**Description of the task**
Using the data below, copy each line that includes the word "Secretary".

──────── Entries shown ────────

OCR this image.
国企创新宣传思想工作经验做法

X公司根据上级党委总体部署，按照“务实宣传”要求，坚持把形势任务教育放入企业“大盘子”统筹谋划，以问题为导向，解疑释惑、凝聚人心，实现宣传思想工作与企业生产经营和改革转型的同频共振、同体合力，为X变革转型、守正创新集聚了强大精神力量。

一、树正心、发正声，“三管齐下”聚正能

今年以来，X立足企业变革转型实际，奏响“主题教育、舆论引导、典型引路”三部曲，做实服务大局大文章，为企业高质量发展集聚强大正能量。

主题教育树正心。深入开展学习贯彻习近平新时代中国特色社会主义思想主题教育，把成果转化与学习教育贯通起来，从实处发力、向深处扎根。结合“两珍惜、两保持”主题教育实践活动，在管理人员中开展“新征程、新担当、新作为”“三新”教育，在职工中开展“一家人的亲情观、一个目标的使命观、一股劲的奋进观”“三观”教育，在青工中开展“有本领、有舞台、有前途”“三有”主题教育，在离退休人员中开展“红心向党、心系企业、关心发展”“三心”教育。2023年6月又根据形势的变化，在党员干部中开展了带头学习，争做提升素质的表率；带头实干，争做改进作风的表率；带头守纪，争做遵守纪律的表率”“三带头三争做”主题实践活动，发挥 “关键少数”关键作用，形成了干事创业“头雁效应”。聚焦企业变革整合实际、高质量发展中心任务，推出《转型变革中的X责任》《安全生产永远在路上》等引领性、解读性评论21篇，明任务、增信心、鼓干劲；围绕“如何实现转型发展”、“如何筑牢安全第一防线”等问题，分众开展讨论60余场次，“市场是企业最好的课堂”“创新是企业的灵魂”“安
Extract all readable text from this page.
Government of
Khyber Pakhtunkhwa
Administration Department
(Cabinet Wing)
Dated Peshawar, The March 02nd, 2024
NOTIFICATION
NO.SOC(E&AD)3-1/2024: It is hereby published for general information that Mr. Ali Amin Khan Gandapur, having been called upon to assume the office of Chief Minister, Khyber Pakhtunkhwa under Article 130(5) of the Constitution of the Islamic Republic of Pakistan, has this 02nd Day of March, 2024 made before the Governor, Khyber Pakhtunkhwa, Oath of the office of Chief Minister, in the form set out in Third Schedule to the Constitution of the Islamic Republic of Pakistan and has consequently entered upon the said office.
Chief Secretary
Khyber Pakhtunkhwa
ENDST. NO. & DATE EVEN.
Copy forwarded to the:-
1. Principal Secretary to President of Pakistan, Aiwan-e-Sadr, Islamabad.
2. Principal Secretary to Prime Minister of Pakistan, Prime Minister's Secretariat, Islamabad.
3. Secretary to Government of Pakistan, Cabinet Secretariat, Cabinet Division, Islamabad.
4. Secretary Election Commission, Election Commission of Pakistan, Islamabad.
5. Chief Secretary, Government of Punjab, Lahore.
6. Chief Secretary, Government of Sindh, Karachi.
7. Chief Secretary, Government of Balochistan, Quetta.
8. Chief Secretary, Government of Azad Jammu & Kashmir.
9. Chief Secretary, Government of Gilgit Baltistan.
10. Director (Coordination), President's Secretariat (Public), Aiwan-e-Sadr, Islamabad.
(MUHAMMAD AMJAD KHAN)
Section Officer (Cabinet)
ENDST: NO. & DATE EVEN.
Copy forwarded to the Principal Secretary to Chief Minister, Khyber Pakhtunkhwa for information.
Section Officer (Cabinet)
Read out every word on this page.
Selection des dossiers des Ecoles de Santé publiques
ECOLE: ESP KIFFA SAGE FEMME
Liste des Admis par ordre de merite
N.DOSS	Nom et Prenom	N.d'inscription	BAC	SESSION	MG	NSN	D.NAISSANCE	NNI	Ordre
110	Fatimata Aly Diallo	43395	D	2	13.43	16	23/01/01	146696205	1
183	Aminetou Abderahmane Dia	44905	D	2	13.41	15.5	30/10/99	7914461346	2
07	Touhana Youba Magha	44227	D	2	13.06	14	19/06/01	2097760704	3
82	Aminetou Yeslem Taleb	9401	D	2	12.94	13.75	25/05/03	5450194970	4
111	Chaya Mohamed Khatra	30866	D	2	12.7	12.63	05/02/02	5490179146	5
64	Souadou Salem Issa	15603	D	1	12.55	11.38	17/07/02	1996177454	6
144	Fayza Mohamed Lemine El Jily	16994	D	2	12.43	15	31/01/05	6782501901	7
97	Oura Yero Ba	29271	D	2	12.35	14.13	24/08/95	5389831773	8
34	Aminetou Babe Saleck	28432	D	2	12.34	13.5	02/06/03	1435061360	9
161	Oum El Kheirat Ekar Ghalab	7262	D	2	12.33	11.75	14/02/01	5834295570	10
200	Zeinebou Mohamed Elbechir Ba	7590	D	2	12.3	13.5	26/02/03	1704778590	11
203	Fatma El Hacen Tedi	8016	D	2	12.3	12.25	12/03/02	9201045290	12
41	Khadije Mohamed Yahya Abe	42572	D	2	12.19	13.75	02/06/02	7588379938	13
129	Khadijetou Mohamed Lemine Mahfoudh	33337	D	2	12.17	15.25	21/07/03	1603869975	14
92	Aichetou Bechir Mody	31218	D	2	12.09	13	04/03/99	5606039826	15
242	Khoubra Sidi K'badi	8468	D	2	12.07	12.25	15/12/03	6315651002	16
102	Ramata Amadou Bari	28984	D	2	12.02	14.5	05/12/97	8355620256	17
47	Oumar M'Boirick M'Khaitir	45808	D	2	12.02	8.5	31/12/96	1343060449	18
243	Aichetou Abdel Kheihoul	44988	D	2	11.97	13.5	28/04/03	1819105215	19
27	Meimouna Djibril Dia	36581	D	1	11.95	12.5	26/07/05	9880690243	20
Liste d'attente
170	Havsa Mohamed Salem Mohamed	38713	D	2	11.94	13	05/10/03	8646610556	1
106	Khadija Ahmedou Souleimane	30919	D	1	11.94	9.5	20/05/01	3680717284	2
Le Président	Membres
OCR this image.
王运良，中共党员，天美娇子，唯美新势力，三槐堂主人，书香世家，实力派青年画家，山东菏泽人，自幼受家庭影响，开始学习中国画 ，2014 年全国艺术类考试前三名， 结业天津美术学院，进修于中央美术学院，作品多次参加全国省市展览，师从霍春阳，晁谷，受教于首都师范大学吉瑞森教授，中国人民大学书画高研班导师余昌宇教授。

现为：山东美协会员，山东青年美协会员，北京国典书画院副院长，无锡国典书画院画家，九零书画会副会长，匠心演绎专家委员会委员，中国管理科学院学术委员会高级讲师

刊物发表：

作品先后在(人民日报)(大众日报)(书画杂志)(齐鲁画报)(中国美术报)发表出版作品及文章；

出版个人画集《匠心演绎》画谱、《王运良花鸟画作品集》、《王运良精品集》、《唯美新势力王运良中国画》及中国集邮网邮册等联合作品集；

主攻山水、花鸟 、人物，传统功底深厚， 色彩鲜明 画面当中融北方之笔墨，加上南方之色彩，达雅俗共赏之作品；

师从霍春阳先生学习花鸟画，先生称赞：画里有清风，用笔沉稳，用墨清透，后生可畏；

────────

**Output of the task**
Chief Secretary
1. Principal Secretary to President of Pakistan, Aiwan-e-Sadr, Islamabad.
2. Principal Secretary to Prime Minister of Pakistan, Prime Minister's Secretariat, Islamabad.
3. Secretary to Government of Pakistan, Cabinet Secretariat, Cabinet Division, Islamabad.
4. Secretary Election Commission, Election Commission of Pakistan, Islamabad.
5. Chief Secretary, Government of Punjab, Lahore.
6. Chief Secretary, Government of Sindh, Karachi.
7. Chief Secretary, Government of Balochistan, Quetta.
8. Chief Secretary, Government of Azad Jammu & Kashmir.
9. Chief Secretary, Government of Gilgit Baltistan.
Copy forwarded to the Principal Secretary to Chief Minister, Khyber Pakhtunkhwa for information.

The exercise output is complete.